* [Objective]
Pick out each line below containing the string "axis", with case counting, and copy those lines.

* [Material for the task]
########################################
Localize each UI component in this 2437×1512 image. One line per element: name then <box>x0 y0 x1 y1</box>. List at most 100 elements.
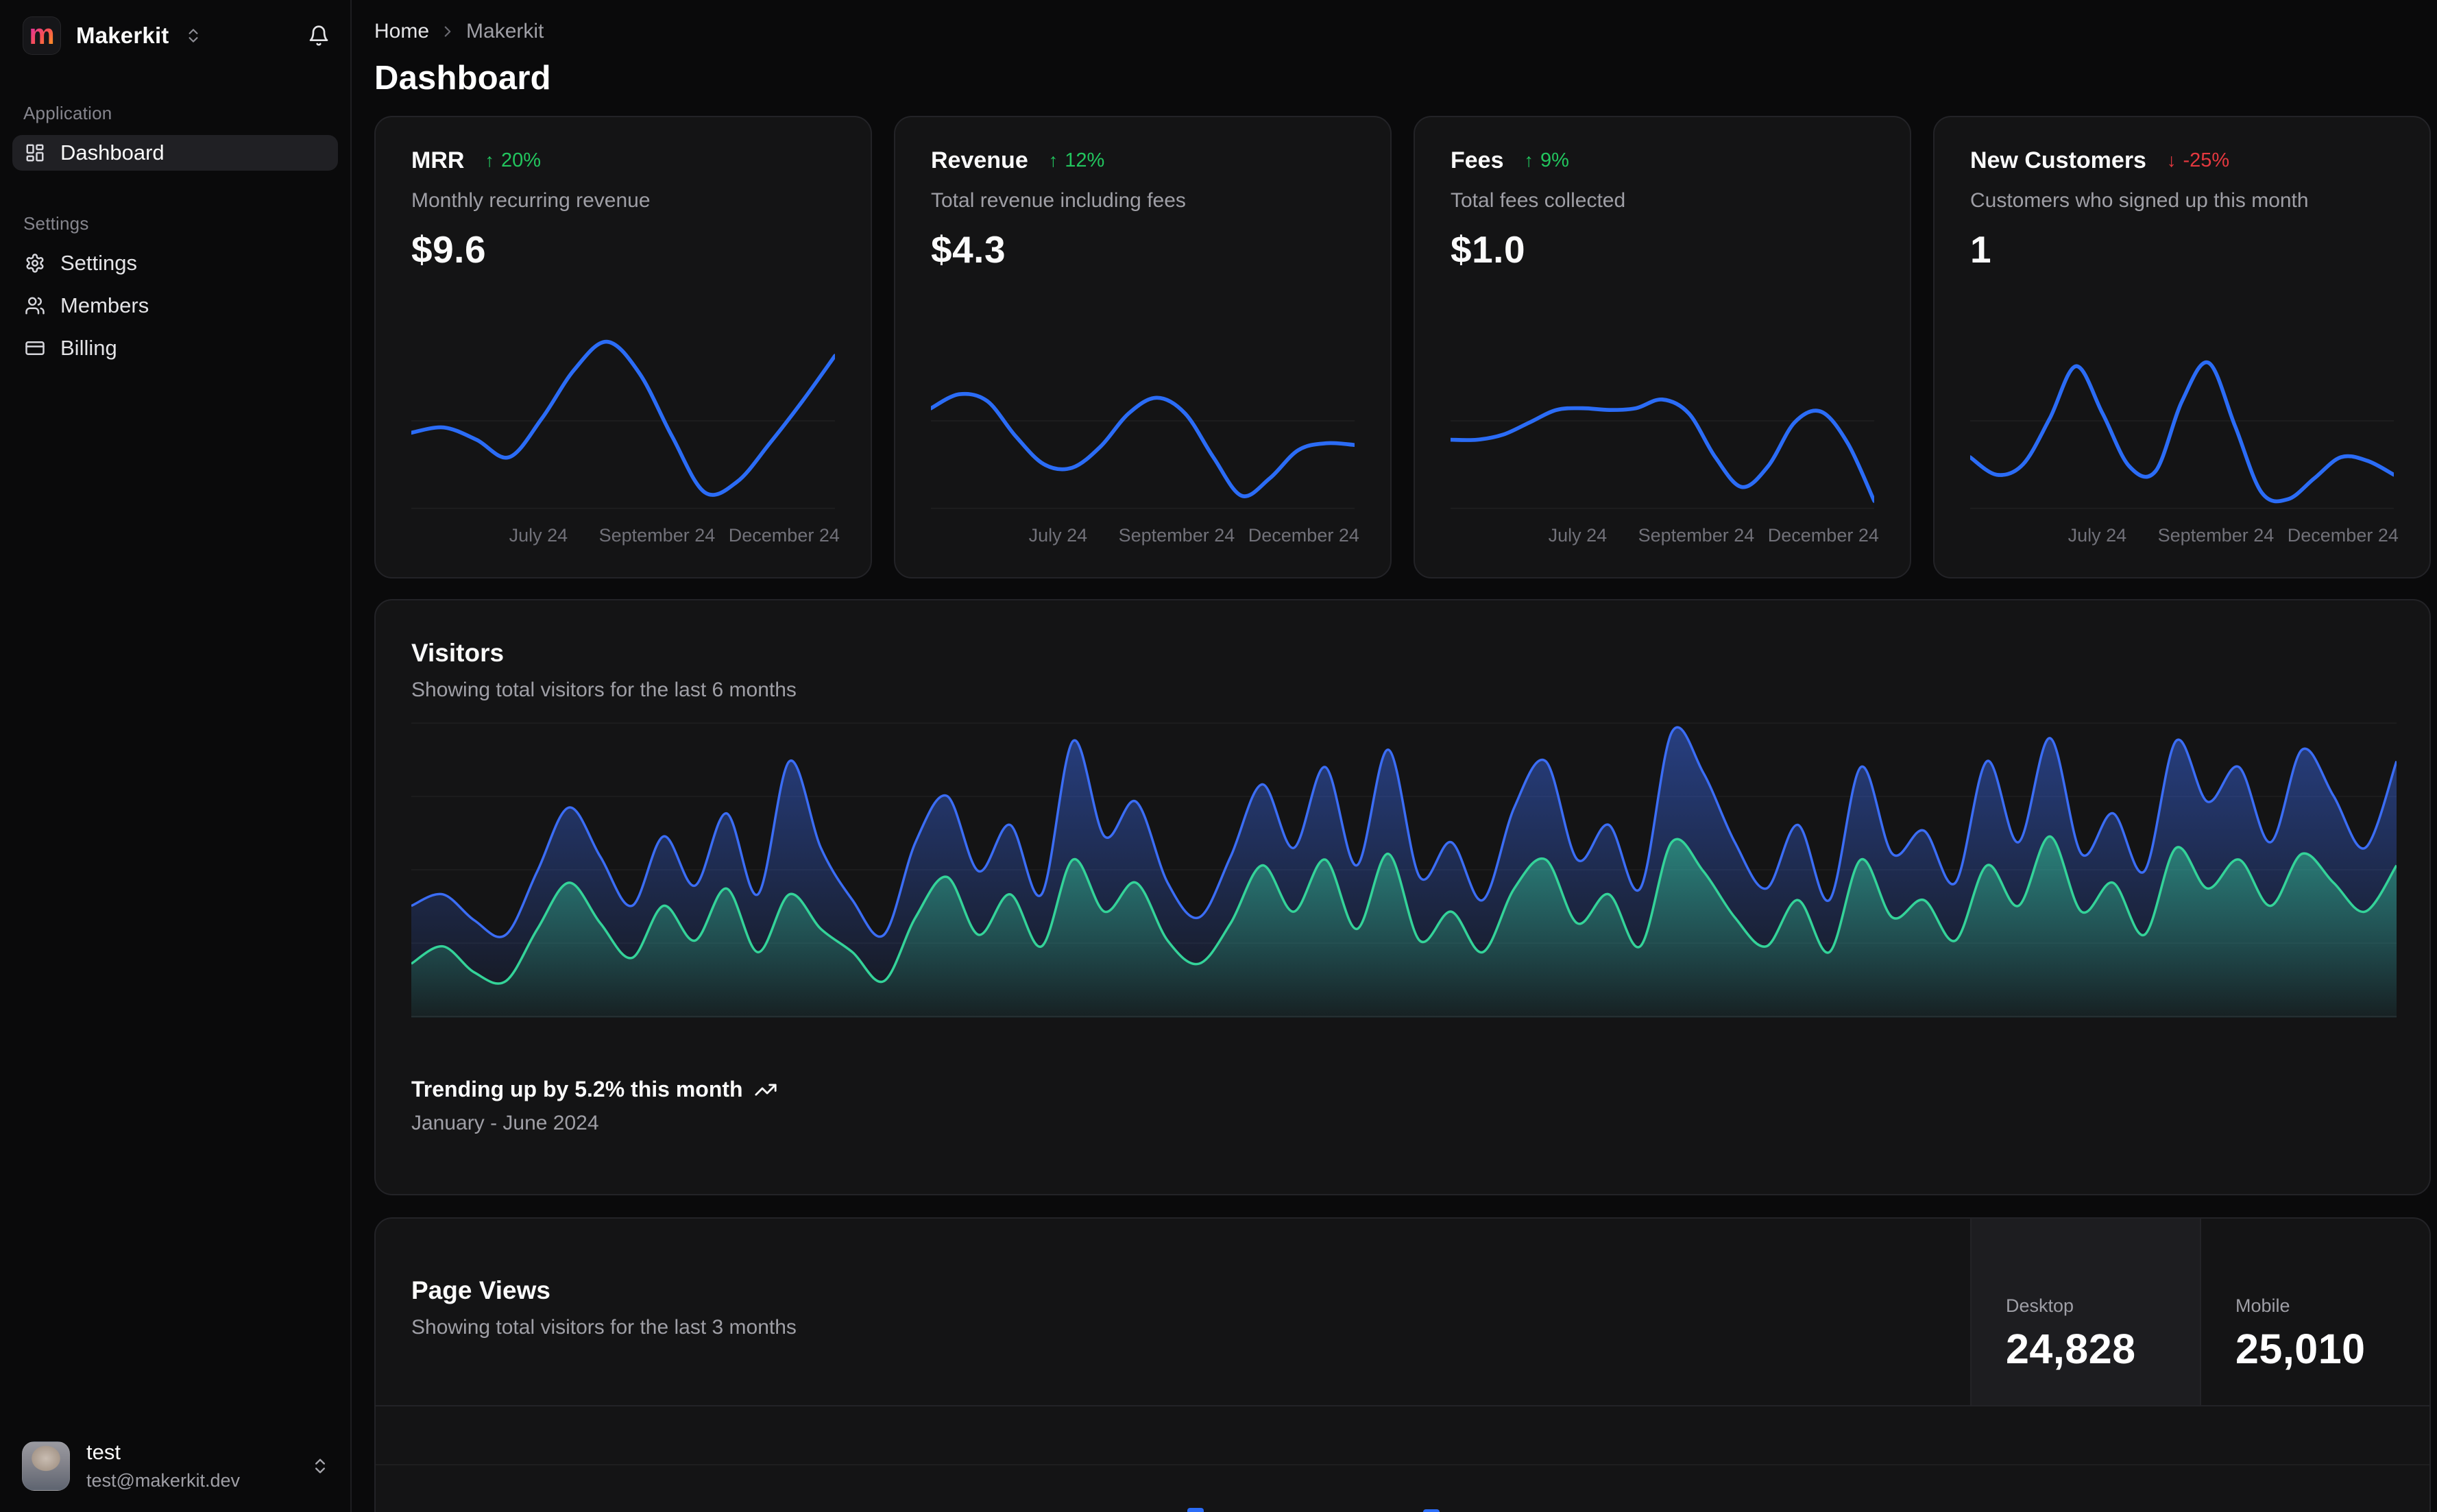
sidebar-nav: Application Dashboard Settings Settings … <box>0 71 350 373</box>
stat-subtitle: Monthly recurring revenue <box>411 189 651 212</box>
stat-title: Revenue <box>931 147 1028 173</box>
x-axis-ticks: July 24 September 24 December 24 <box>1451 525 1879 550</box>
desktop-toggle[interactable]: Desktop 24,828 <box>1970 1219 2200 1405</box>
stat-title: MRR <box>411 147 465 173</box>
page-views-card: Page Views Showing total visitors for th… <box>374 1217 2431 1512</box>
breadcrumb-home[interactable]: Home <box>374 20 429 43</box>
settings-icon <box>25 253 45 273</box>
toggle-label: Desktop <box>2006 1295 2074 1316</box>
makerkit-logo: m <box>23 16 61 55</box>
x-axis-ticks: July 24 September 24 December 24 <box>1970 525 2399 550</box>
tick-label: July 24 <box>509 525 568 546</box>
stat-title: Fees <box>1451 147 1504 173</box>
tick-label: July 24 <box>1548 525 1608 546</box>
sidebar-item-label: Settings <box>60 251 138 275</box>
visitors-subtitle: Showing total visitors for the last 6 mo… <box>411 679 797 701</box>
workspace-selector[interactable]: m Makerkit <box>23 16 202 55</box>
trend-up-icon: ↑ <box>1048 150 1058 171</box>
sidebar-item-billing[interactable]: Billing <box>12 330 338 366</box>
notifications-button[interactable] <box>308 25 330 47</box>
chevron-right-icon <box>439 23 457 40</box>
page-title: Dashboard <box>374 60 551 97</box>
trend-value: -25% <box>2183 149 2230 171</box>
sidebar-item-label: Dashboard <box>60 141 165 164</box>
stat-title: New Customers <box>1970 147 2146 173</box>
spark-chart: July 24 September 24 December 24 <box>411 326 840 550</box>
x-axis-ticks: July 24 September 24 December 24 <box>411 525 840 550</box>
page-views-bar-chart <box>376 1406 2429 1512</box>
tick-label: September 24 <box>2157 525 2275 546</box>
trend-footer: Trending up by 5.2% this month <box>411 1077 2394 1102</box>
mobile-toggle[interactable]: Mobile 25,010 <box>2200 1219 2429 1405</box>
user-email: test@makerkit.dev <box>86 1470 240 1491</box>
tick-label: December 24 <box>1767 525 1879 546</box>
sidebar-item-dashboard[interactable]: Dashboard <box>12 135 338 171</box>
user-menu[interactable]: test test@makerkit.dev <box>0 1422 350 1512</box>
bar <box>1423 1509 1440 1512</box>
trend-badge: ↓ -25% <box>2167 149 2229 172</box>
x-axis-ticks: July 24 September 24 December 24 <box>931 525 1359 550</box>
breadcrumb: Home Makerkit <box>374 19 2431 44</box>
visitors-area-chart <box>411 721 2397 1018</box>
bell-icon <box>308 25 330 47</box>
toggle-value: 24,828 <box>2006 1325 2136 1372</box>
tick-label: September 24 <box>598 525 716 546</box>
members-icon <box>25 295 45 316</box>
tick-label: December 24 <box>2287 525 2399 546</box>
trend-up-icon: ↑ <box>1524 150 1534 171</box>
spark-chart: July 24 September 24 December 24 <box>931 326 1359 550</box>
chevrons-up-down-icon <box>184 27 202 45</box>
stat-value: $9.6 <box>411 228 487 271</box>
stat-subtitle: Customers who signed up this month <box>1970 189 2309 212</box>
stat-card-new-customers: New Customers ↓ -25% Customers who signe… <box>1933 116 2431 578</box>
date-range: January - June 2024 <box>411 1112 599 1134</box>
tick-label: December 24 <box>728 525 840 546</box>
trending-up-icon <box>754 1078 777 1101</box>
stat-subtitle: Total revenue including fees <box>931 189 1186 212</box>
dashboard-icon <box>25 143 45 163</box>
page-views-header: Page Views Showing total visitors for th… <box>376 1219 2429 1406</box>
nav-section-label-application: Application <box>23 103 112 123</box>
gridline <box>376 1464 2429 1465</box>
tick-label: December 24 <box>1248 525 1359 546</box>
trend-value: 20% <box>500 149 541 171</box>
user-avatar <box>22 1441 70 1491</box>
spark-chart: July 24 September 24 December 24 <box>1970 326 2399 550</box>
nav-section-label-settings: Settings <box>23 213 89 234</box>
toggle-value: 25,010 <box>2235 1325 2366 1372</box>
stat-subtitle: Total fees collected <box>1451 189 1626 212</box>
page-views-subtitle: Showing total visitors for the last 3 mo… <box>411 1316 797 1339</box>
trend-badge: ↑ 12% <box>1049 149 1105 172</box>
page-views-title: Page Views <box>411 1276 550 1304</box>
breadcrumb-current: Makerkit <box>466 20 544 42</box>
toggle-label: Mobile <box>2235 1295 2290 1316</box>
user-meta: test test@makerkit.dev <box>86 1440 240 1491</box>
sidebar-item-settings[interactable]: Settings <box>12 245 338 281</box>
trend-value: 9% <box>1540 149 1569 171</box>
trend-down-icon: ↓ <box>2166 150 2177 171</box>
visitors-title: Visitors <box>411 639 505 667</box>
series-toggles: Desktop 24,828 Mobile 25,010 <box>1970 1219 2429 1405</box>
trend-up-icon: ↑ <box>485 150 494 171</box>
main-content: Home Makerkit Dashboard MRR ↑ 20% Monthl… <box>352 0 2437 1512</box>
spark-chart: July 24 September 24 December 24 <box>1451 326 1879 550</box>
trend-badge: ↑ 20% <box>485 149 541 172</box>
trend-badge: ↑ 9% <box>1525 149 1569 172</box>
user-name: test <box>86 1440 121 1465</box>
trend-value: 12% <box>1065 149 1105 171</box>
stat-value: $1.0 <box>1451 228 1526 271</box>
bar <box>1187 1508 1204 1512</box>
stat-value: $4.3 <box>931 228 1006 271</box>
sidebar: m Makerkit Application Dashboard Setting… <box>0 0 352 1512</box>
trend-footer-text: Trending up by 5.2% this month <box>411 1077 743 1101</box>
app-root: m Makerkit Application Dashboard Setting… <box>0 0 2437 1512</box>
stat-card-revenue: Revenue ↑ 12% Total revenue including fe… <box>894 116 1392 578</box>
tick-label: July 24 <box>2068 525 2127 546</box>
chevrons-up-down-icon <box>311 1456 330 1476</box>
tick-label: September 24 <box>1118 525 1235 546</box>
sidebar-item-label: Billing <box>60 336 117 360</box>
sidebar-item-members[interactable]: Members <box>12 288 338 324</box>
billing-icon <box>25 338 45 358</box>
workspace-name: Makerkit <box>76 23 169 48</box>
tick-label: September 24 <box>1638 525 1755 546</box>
########################################
* [Task solution]
x-axis-ticks: July 24 September 24 December 24 <box>1451 525 1879 550</box>
x-axis-ticks: July 24 September 24 December 24 <box>1970 525 2399 550</box>
x-axis-ticks: July 24 September 24 December 24 <box>411 525 840 550</box>
x-axis-ticks: July 24 September 24 December 24 <box>931 525 1359 550</box>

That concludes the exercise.